Omit the images, then output each of the records below exactly.

**SUPPLIED DATA:**
• • • • •

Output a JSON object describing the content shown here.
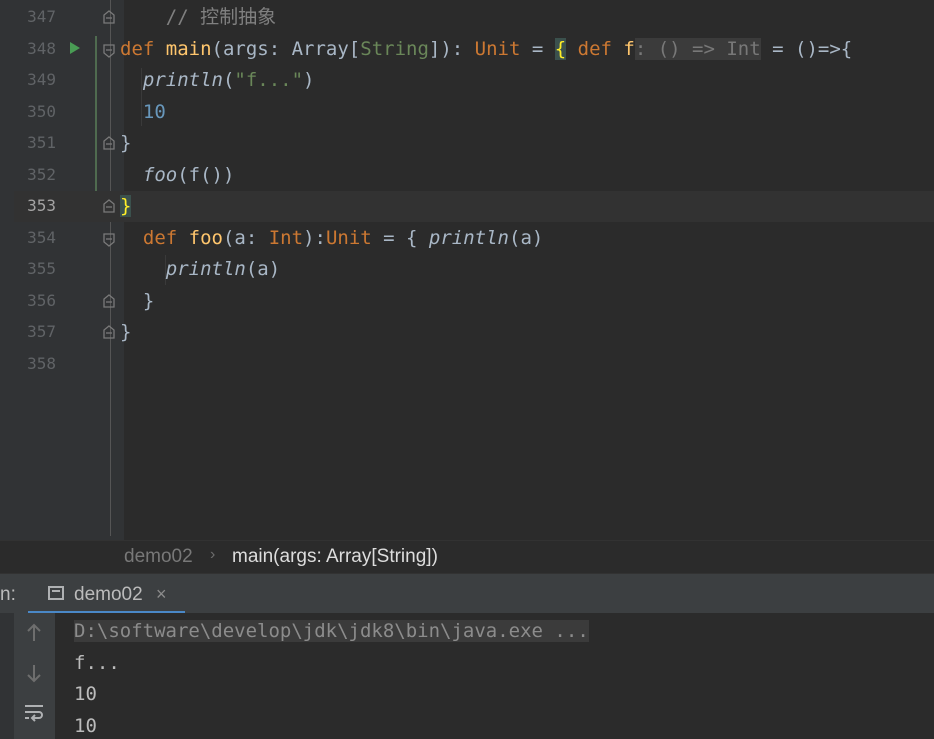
{
  "editor": {
    "lines": [
      {
        "num": "347",
        "current": false,
        "run": false,
        "fold": "end-up",
        "tokens": [
          [
            "cm",
            "    // 控制抽象"
          ]
        ]
      },
      {
        "num": "348",
        "current": false,
        "run": true,
        "fold": "start",
        "tokens": [
          [
            "kw",
            "def "
          ],
          [
            "fn",
            "main"
          ],
          [
            "",
            "(args: Array["
          ],
          [
            "str",
            "String"
          ],
          [
            "",
            "]): "
          ],
          [
            "kw",
            "Unit"
          ],
          [
            "",
            " = "
          ],
          [
            "brace",
            "{"
          ],
          [
            "kw",
            " def "
          ],
          [
            "fn",
            "f"
          ],
          [
            "hint",
            ": () => Int"
          ],
          [
            "",
            " = ()=>{"
          ]
        ]
      },
      {
        "num": "349",
        "current": false,
        "run": false,
        "fold": "",
        "tokens": [
          [
            "it",
            "  println"
          ],
          [
            "",
            "("
          ],
          [
            "str",
            "\"f...\""
          ],
          [
            "",
            ")"
          ]
        ]
      },
      {
        "num": "350",
        "current": false,
        "run": false,
        "fold": "",
        "tokens": [
          [
            "num",
            "  10"
          ]
        ]
      },
      {
        "num": "351",
        "current": false,
        "run": false,
        "fold": "end",
        "tokens": [
          [
            "",
            "}"
          ]
        ]
      },
      {
        "num": "352",
        "current": false,
        "run": false,
        "fold": "",
        "tokens": [
          [
            "it",
            "  foo"
          ],
          [
            "",
            "(f())"
          ]
        ]
      },
      {
        "num": "353",
        "current": true,
        "run": false,
        "fold": "end",
        "tokens": [
          [
            "brace",
            "}"
          ]
        ]
      },
      {
        "num": "354",
        "current": false,
        "run": false,
        "fold": "start",
        "tokens": [
          [
            "kw",
            "  def "
          ],
          [
            "fn",
            "foo"
          ],
          [
            "",
            "(a: "
          ],
          [
            "kw",
            "Int"
          ],
          [
            "",
            "):"
          ],
          [
            "kw",
            "Unit"
          ],
          [
            "",
            " = { "
          ],
          [
            "it",
            "println"
          ],
          [
            "",
            "(a)"
          ]
        ]
      },
      {
        "num": "355",
        "current": false,
        "run": false,
        "fold": "",
        "tokens": [
          [
            "it",
            "    println"
          ],
          [
            "",
            "(a)"
          ]
        ]
      },
      {
        "num": "356",
        "current": false,
        "run": false,
        "fold": "end",
        "tokens": [
          [
            "",
            "  }"
          ]
        ]
      },
      {
        "num": "357",
        "current": false,
        "run": false,
        "fold": "end",
        "tokens": [
          [
            "",
            "}"
          ]
        ]
      },
      {
        "num": "358",
        "current": false,
        "run": false,
        "fold": "",
        "tokens": [
          [
            "",
            ""
          ]
        ]
      }
    ]
  },
  "breadcrumb": {
    "items": [
      "demo02",
      "main(args: Array[String])"
    ],
    "separator": "›"
  },
  "tool_window": {
    "label": "n:",
    "tab_label": "demo02",
    "close": "×"
  },
  "console": {
    "lines": [
      "D:\\software\\develop\\jdk\\jdk8\\bin\\java.exe ...",
      "f...",
      "10",
      "10"
    ]
  },
  "sidebar_icons": [
    "arrow-up-icon",
    "arrow-down-icon",
    "soft-wrap-icon"
  ]
}
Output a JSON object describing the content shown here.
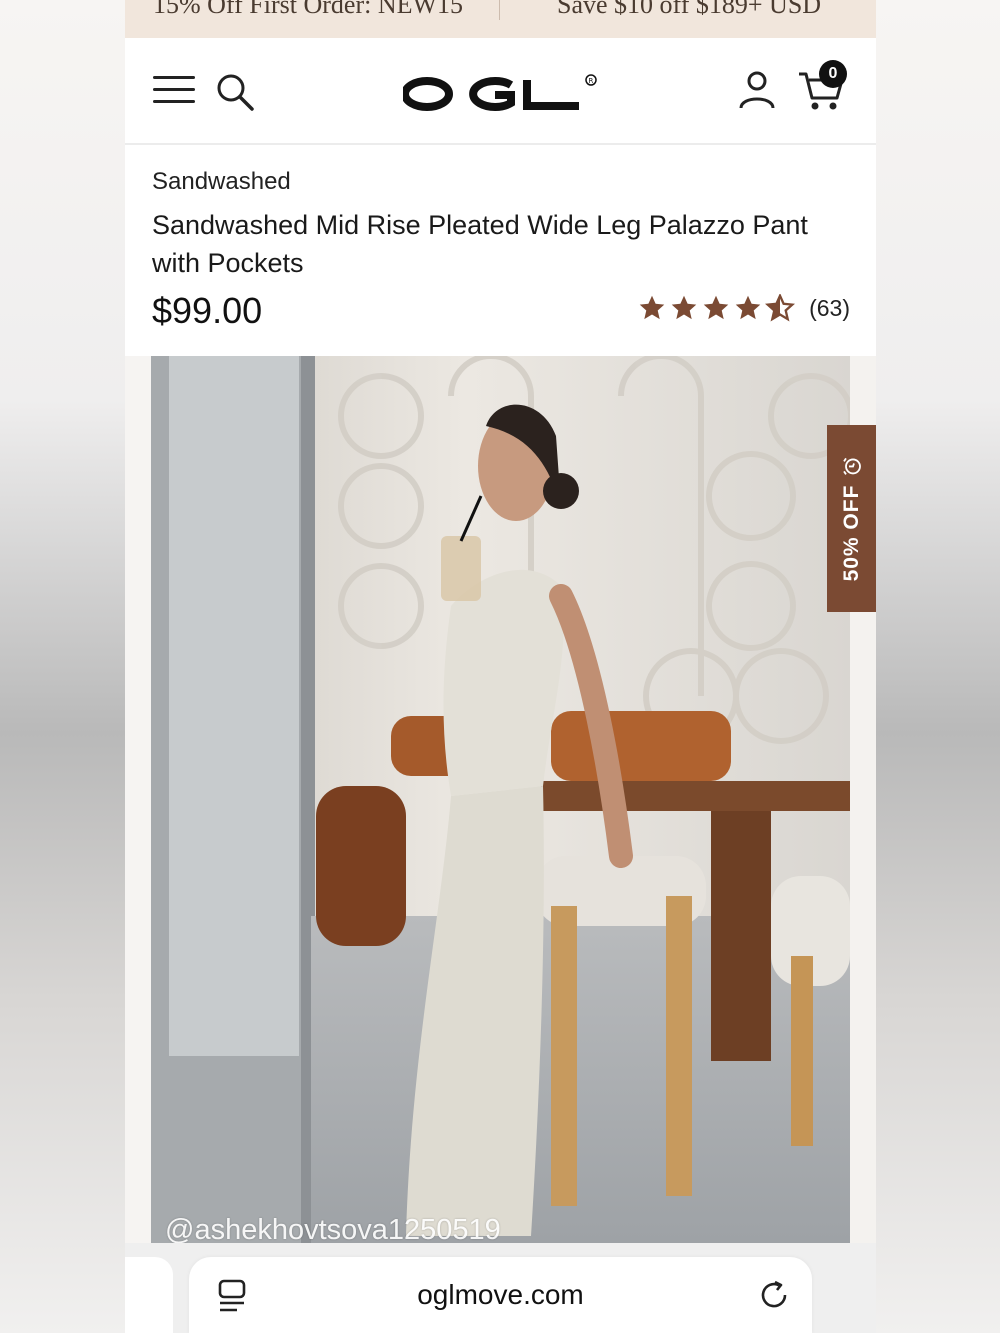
{
  "promo": {
    "left_text": "15% Off First Order: NEW15",
    "right_text": "Save $10 off $189+ USD"
  },
  "header": {
    "logo_text": "OGL",
    "cart_count": "0"
  },
  "product": {
    "brand": "Sandwashed",
    "title": "Sandwashed Mid Rise Pleated Wide Leg Palazzo Pant with Pockets",
    "price": "$99.00",
    "rating_value": 4.5,
    "rating_max": 5,
    "review_count": "(63)",
    "star_color": "#7b4a33"
  },
  "image": {
    "caption": "@ashekhovtsova1250519"
  },
  "sale_tab": {
    "label": "50% OFF",
    "color": "#7b4a33"
  },
  "browser": {
    "url": "oglmove.com"
  }
}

• • • • •

**RESPONSE TO THE TASK:**
Output a JSON object describing the content shown here.
{
  "editor": {
    "lines": [
      {
        "num": "347",
        "current": false,
        "run": false,
        "fold": "end-up",
        "tokens": [
          [
            "cm",
            "    // 控制抽象"
          ]
        ]
      },
      {
        "num": "348",
        "current": false,
        "run": true,
        "fold": "start",
        "tokens": [
          [
            "kw",
            "def "
          ],
          [
            "fn",
            "main"
          ],
          [
            "",
            "(args: Array["
          ],
          [
            "str",
            "String"
          ],
          [
            "",
            "]): "
          ],
          [
            "kw",
            "Unit"
          ],
          [
            "",
            " = "
          ],
          [
            "brace",
            "{"
          ],
          [
            "kw",
            " def "
          ],
          [
            "fn",
            "f"
          ],
          [
            "hint",
            ": () => Int"
          ],
          [
            "",
            " = ()=>{"
          ]
        ]
      },
      {
        "num": "349",
        "current": false,
        "run": false,
        "fold": "",
        "tokens": [
          [
            "it",
            "  println"
          ],
          [
            "",
            "("
          ],
          [
            "str",
            "\"f...\""
          ],
          [
            "",
            ")"
          ]
        ]
      },
      {
        "num": "350",
        "current": false,
        "run": false,
        "fold": "",
        "tokens": [
          [
            "num",
            "  10"
          ]
        ]
      },
      {
        "num": "351",
        "current": false,
        "run": false,
        "fold": "end",
        "tokens": [
          [
            "",
            "}"
          ]
        ]
      },
      {
        "num": "352",
        "current": false,
        "run": false,
        "fold": "",
        "tokens": [
          [
            "it",
            "  foo"
          ],
          [
            "",
            "(f())"
          ]
        ]
      },
      {
        "num": "353",
        "current": true,
        "run": false,
        "fold": "end",
        "tokens": [
          [
            "brace",
            "}"
          ]
        ]
      },
      {
        "num": "354",
        "current": false,
        "run": false,
        "fold": "start",
        "tokens": [
          [
            "kw",
            "  def "
          ],
          [
            "fn",
            "foo"
          ],
          [
            "",
            "(a: "
          ],
          [
            "kw",
            "Int"
          ],
          [
            "",
            "):"
          ],
          [
            "kw",
            "Unit"
          ],
          [
            "",
            " = { "
          ],
          [
            "it",
            "println"
          ],
          [
            "",
            "(a)"
          ]
        ]
      },
      {
        "num": "355",
        "current": false,
        "run": false,
        "fold": "",
        "tokens": [
          [
            "it",
            "    println"
          ],
          [
            "",
            "(a)"
          ]
        ]
      },
      {
        "num": "356",
        "current": false,
        "run": false,
        "fold": "end",
        "tokens": [
          [
            "",
            "  }"
          ]
        ]
      },
      {
        "num": "357",
        "current": false,
        "run": false,
        "fold": "end",
        "tokens": [
          [
            "",
            "}"
          ]
        ]
      },
      {
        "num": "358",
        "current": false,
        "run": false,
        "fold": "",
        "tokens": [
          [
            "",
            ""
          ]
        ]
      }
    ]
  },
  "breadcrumb": {
    "items": [
      "demo02",
      "main(args: Array[String])"
    ],
    "separator": "›"
  },
  "tool_window": {
    "label": "n:",
    "tab_label": "demo02",
    "close": "×"
  },
  "console": {
    "lines": [
      "D:\\software\\develop\\jdk\\jdk8\\bin\\java.exe ...",
      "f...",
      "10",
      "10"
    ]
  },
  "sidebar_icons": [
    "arrow-up-icon",
    "arrow-down-icon",
    "soft-wrap-icon"
  ]
}
Output a JSON object describing the content shown here.
{
  "promo": {
    "left_text": "15% Off First Order: NEW15",
    "right_text": "Save $10 off $189+ USD"
  },
  "header": {
    "logo_text": "OGL",
    "cart_count": "0"
  },
  "product": {
    "brand": "Sandwashed",
    "title": "Sandwashed Mid Rise Pleated Wide Leg Palazzo Pant with Pockets",
    "price": "$99.00",
    "rating_value": 4.5,
    "rating_max": 5,
    "review_count": "(63)",
    "star_color": "#7b4a33"
  },
  "image": {
    "caption": "@ashekhovtsova1250519"
  },
  "sale_tab": {
    "label": "50% OFF",
    "color": "#7b4a33"
  },
  "browser": {
    "url": "oglmove.com"
  }
}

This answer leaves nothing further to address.